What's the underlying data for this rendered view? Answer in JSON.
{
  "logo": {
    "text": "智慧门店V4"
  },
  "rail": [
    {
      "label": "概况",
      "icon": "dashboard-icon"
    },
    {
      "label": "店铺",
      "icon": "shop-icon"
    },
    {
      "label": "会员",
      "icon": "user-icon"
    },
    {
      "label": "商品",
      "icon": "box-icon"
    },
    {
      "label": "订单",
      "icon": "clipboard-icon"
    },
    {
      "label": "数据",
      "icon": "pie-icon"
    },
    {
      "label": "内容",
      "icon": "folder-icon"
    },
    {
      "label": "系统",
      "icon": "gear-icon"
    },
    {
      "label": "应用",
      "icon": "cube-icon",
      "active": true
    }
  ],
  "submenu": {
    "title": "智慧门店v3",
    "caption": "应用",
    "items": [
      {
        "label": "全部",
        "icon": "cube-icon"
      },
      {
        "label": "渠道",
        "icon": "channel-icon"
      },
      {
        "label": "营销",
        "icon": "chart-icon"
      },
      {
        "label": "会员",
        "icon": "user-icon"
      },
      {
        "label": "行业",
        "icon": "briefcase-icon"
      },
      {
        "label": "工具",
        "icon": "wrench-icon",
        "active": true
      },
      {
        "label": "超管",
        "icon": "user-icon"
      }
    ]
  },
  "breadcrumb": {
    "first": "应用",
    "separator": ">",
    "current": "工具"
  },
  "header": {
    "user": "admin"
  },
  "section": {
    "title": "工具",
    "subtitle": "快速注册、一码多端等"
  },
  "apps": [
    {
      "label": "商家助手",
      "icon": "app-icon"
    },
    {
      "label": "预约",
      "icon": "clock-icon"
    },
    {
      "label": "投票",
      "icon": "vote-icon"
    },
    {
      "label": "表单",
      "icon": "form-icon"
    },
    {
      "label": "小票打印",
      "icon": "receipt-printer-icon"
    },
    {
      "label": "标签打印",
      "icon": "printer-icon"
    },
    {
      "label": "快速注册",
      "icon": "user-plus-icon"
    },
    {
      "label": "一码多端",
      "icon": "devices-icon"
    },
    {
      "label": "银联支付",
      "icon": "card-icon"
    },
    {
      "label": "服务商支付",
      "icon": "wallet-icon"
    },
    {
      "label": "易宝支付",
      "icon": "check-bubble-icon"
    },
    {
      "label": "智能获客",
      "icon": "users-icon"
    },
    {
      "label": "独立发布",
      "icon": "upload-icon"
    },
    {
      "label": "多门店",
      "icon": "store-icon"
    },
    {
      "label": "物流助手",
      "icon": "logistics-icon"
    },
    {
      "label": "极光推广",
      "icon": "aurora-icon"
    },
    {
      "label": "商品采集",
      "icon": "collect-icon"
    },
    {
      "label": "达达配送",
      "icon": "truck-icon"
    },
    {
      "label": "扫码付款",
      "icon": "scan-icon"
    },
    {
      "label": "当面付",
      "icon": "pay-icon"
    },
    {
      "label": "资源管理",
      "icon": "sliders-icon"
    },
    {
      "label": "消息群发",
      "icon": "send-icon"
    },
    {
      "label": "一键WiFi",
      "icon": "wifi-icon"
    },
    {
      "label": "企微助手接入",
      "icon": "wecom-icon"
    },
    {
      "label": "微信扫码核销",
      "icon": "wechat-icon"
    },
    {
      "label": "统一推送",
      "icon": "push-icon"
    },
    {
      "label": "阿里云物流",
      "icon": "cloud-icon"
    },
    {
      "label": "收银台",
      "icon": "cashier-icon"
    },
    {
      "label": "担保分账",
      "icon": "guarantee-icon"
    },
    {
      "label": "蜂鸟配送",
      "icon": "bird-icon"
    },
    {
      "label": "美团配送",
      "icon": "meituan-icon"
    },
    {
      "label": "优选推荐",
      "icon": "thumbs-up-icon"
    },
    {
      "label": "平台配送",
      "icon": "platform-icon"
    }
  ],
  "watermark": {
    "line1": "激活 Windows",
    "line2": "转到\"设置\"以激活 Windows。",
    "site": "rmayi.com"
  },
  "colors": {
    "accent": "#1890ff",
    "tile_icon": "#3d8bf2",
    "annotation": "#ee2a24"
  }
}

• _WRITTEN INSTRUCTION_: From the material, report only how many lines include the word "Windows".

• _RESULT FOR THIS TASK_: 2